[Records that describe figures]
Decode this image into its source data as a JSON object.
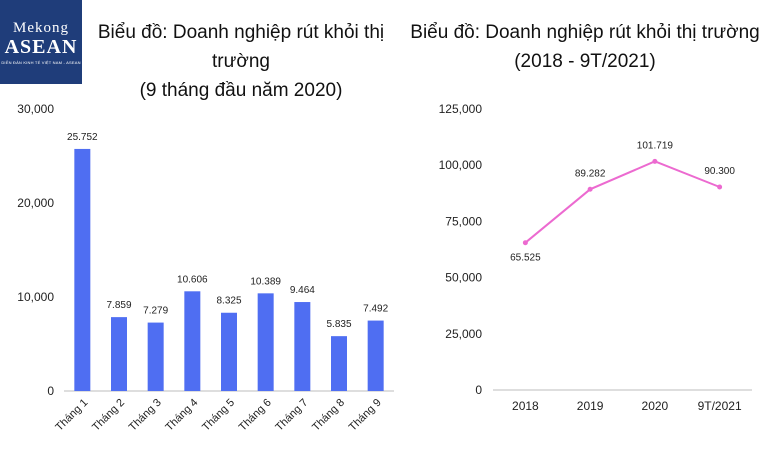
{
  "logo": {
    "line1": "Mekong",
    "line2": "ASEAN",
    "line3": "DIỄN ĐÀN KINH TẾ VIỆT NAM - ASEAN"
  },
  "chart_data": [
    {
      "type": "bar",
      "title": "Biểu đồ: Doanh nghiệp rút khỏi thị trường",
      "subtitle": "(9 tháng đầu năm 2020)",
      "categories": [
        "Tháng 1",
        "Tháng 2",
        "Tháng 3",
        "Tháng 4",
        "Tháng 5",
        "Tháng 6",
        "Tháng 7",
        "Tháng 8",
        "Tháng 9"
      ],
      "values": [
        25752,
        7859,
        7279,
        10606,
        8325,
        10389,
        9464,
        5835,
        7492
      ],
      "value_labels": [
        "25.752",
        "7.859",
        "7.279",
        "10.606",
        "8.325",
        "10.389",
        "9.464",
        "5.835",
        "7.492"
      ],
      "ylim": [
        0,
        30000
      ],
      "yticks": [
        0,
        10000,
        20000,
        30000
      ],
      "ytick_labels": [
        "0",
        "10,000",
        "20,000",
        "30,000"
      ],
      "color": "#4f6ef2",
      "grid": false
    },
    {
      "type": "line",
      "title": "Biểu đồ: Doanh nghiệp rút khỏi thị trường",
      "subtitle": "(2018 - 9T/2021)",
      "categories": [
        "2018",
        "2019",
        "2020",
        "9T/2021"
      ],
      "values": [
        65525,
        89282,
        101719,
        90300
      ],
      "value_labels": [
        "65.525",
        "89.282",
        "101.719",
        "90.300"
      ],
      "ylim": [
        0,
        125000
      ],
      "yticks": [
        0,
        25000,
        50000,
        75000,
        100000,
        125000
      ],
      "ytick_labels": [
        "0",
        "25,000",
        "50,000",
        "75,000",
        "100,000",
        "125,000"
      ],
      "color": "#ec6ad0",
      "grid": false
    }
  ]
}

_Problem statement_
Pictures in the records above are left out; print everything else exactly as written.

_Task solution_
Decode this image into its source data as a JSON object.
{
  "logo": {
    "line1": "Mekong",
    "line2": "ASEAN",
    "line3": "DIỄN ĐÀN KINH TẾ VIỆT NAM - ASEAN"
  },
  "chart_data": [
    {
      "type": "bar",
      "title": "Biểu đồ: Doanh nghiệp rút khỏi thị trường",
      "subtitle": "(9 tháng đầu năm 2020)",
      "categories": [
        "Tháng 1",
        "Tháng 2",
        "Tháng 3",
        "Tháng 4",
        "Tháng 5",
        "Tháng 6",
        "Tháng 7",
        "Tháng 8",
        "Tháng 9"
      ],
      "values": [
        25752,
        7859,
        7279,
        10606,
        8325,
        10389,
        9464,
        5835,
        7492
      ],
      "value_labels": [
        "25.752",
        "7.859",
        "7.279",
        "10.606",
        "8.325",
        "10.389",
        "9.464",
        "5.835",
        "7.492"
      ],
      "ylim": [
        0,
        30000
      ],
      "yticks": [
        0,
        10000,
        20000,
        30000
      ],
      "ytick_labels": [
        "0",
        "10,000",
        "20,000",
        "30,000"
      ],
      "color": "#4f6ef2",
      "grid": false
    },
    {
      "type": "line",
      "title": "Biểu đồ: Doanh nghiệp rút khỏi thị trường",
      "subtitle": "(2018 - 9T/2021)",
      "categories": [
        "2018",
        "2019",
        "2020",
        "9T/2021"
      ],
      "values": [
        65525,
        89282,
        101719,
        90300
      ],
      "value_labels": [
        "65.525",
        "89.282",
        "101.719",
        "90.300"
      ],
      "ylim": [
        0,
        125000
      ],
      "yticks": [
        0,
        25000,
        50000,
        75000,
        100000,
        125000
      ],
      "ytick_labels": [
        "0",
        "25,000",
        "50,000",
        "75,000",
        "100,000",
        "125,000"
      ],
      "color": "#ec6ad0",
      "grid": false
    }
  ]
}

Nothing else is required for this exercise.